→ TEXTAUSZUG
# S7-314 mit LibNoDave, DotNetSiemensPLCToolBoxLib oder Snap7



## Parmaster (19 Oktober 2014)

Hallo!

Ich habe eine S7-314 C-2 DP und 3 Karten (FM 353) für Schrittmotoren, wobei ich nur eine Verbindung zur CPU mit MPI habe.

Dazu schreibe ich noch ein Programm mit VB.NET.

Nun stellt sich mir die Frage, welche Lib am besten dafür geeignet ist? Wenn ich das richtig gesehen hab, funktioniert Snap7 nur mit Ethernet, oder hab ich etwas übersehen?
Mit den anderen beiden sollte die Verbindung mit MPI funktionieren, oder?

Wo findet man eine Doku der beiden Libs? Mich würde vor allem die Verbindung mit MPI interessieren, und natürlich auch eine komplette Übersicht der Befehle.

Bei der DotNetSiemensPLCToolBoxLib finde ich ehrlich gesagt nicht mal die DLL.

Wäre nett wenn mir jemand helfen könnte, und evtl. auch ein Beispiel zeigen könnte wie man die Verbindung mit MPI herstellt.

Vielen Dank schon mal.


----------



## Jochen Kühner (19 Oktober 2014)

Hallo, die DotNetSiemens...Lib verwendet intern auch libnodave, allerdings in einer von mir modifizierten Version. Beispiele für VB sind in der Solution enthalten, das ganze gibts bei GitHub: https://github.com/jogibear9988/DotNetSiemensPLCToolBoxLibrary


----------



## Parmaster (19 Oktober 2014)

Hallo!

Das bei github hab ich schon gefunden, allerdings muss ich zugeben dass ich nicht weiß was ich da genau nehmen soll. Den Ordner TestVB? Da ist ja schon seit 2 Jahren nichts mehr geändert worden. Oder ist das noch aktuell?

→ GESAMMELTE DATEN
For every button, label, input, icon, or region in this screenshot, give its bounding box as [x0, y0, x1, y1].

→ ZU LÖSENDE AUFGABEN
1. Welche Bibliothek nutzt die DotNetSiemensPLCToolBoxLib laut Jochen Kühner im Forenthread zur S7-314 intern?
2. Schreibe den Forenthread zur S7-314 nach seinem letzten Satz weiter.

→ ANTWORTEN NACH AUFGABE
1. Sie nutzt libnodave in einer von ihm modifizierten Version.

2.
Und wo finde ich dort die benötigten DLLs?


----------



## Parmaster (20 Oktober 2014)

Es wäre nett wenn mir mal jemand zeigen könnte wie man damit eine MPI Verbindung aufbaut. Ich finde bei den ganzen Beispielen usw. bei github keine einzige Verbindung mit MPI per VB.NET. Und die benötigten DLLs hab ich auch noch nicht gefunden.


----------



## Jochen Kühner (20 Oktober 2014)

In dem TestVB Programm wird wenn man auf "Show Config" klickt die Verbindungsconfig angezeigt! Da kann man auch eine MPI Verbindung einstellen. Danach kann man mit "MW100 lesen" das Merkwort 100 auslesen.

Falls dert Fehler kommt "Die DLL "libnodave_jfkmod.dll": Das angegebene Modul wurde nicht gefunden. (Ausnahme von HRESULT: 0x8007007E) kann nicht geladen werden.", die Dll liegt im "externalDlls" Ordner der Solution und muss in das Verzeichnis in dem dein Programm compiliert wird kopiert werden!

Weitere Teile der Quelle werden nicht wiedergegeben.